-- start Input rows --
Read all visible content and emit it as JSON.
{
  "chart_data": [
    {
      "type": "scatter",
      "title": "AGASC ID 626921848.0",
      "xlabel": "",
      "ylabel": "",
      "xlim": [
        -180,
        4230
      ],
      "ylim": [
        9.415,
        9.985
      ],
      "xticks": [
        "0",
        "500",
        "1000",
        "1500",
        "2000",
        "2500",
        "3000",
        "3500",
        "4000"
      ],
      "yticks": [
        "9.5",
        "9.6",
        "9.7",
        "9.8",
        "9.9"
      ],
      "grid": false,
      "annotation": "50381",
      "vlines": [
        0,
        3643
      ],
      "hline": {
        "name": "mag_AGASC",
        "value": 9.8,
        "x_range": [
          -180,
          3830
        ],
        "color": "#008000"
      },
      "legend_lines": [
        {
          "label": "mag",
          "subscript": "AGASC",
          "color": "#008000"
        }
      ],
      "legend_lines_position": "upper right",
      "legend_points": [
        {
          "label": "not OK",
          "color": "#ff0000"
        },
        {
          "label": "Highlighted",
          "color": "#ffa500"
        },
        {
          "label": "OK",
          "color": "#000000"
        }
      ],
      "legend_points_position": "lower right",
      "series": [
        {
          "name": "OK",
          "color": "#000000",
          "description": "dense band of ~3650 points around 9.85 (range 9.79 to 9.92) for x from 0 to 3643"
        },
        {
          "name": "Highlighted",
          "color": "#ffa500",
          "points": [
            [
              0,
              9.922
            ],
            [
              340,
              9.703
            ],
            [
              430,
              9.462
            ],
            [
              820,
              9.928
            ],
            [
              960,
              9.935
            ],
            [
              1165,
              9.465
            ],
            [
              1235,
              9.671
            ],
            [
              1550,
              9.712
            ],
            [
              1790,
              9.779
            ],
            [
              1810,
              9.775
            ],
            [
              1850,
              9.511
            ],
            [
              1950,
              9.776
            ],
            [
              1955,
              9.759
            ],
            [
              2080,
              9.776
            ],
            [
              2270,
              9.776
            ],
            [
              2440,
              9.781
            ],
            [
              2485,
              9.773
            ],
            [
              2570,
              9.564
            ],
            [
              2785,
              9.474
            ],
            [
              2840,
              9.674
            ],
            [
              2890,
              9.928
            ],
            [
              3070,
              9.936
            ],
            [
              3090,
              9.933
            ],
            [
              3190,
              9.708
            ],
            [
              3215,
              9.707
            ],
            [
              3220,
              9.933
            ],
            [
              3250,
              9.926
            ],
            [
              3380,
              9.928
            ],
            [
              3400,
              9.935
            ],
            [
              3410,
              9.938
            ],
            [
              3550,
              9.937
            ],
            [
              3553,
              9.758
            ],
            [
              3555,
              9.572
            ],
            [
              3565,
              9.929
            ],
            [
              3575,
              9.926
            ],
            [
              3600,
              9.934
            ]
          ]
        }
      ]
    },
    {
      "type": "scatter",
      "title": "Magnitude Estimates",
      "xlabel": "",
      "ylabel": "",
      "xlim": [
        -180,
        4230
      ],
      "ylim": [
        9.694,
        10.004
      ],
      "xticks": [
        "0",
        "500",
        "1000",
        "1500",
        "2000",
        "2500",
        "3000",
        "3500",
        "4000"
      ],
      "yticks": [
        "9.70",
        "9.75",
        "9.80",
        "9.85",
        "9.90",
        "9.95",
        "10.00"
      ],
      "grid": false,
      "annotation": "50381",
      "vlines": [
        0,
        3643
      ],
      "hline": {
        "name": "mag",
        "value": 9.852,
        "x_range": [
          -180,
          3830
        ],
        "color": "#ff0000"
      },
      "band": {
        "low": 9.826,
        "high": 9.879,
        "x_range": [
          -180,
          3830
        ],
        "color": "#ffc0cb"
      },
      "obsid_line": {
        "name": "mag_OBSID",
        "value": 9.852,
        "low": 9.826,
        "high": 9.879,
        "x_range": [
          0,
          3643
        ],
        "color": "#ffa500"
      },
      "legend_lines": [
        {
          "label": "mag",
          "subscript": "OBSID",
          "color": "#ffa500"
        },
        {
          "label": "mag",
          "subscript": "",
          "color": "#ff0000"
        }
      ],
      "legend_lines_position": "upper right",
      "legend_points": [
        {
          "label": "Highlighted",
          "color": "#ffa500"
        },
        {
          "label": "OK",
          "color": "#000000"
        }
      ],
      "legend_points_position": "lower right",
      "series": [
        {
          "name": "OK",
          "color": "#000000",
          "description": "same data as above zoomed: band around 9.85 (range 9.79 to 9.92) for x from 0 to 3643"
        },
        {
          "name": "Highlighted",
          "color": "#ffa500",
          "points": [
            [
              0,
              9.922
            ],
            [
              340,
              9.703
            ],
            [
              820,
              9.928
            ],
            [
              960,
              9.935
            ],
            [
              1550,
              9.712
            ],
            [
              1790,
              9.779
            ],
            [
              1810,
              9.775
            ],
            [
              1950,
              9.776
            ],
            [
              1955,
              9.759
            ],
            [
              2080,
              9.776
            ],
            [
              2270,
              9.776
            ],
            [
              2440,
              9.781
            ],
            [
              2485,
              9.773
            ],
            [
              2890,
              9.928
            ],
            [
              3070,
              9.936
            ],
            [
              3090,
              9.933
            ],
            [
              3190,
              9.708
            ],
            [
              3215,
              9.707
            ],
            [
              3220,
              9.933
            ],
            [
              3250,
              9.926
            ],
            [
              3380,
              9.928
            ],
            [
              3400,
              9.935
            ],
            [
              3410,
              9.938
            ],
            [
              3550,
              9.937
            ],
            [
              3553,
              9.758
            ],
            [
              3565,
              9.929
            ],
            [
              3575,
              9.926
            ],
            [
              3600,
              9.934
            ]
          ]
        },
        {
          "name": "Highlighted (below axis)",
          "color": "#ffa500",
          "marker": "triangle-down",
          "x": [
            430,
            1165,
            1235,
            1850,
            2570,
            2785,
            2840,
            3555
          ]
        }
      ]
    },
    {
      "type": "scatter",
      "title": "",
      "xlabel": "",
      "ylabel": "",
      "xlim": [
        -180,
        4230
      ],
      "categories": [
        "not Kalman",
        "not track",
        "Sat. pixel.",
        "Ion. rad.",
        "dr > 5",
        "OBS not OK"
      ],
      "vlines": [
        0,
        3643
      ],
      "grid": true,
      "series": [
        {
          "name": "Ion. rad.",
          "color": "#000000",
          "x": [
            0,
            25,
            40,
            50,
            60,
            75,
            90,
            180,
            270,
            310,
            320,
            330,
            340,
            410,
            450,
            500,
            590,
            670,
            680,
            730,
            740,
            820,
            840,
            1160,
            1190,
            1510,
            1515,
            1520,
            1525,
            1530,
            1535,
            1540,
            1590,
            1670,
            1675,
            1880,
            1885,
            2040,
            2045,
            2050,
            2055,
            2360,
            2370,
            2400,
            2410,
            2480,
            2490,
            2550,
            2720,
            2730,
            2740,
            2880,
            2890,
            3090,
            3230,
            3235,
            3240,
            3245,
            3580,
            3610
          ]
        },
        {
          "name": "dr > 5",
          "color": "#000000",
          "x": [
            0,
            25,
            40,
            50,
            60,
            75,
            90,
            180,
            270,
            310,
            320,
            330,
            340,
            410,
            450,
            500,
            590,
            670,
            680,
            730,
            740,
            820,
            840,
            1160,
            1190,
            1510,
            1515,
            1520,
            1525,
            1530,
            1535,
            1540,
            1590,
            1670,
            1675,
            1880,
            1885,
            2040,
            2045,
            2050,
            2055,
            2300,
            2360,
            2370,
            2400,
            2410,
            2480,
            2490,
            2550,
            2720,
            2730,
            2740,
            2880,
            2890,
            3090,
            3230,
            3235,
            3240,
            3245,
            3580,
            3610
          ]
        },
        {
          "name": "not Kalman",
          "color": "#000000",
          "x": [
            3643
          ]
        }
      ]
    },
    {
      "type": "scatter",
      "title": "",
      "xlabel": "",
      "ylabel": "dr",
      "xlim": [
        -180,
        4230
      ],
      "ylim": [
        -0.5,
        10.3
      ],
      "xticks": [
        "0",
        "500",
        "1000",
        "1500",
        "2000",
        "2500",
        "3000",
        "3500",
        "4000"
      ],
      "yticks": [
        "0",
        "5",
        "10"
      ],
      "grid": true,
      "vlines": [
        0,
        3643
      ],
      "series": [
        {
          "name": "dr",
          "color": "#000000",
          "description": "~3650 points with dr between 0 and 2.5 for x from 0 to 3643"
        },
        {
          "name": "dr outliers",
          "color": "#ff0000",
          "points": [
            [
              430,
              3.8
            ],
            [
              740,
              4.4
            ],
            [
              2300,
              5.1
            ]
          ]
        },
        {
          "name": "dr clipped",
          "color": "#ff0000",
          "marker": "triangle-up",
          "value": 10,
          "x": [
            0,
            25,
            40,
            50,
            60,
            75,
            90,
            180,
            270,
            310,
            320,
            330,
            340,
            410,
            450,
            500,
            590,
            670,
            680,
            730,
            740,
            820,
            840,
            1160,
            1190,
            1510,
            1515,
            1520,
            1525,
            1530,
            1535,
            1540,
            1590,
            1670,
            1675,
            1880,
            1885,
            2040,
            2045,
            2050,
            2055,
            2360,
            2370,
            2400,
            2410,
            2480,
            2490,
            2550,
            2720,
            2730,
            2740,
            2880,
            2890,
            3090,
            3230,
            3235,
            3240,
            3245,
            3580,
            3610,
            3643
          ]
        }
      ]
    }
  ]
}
-- end Input rows --
Set task :: Report all lines of the data that include the word "title".

Exercise output ::
      "title": "AGASC ID 626921848.0",
      "title": "Magnitude Estimates",
      "title": "",
      "title": "",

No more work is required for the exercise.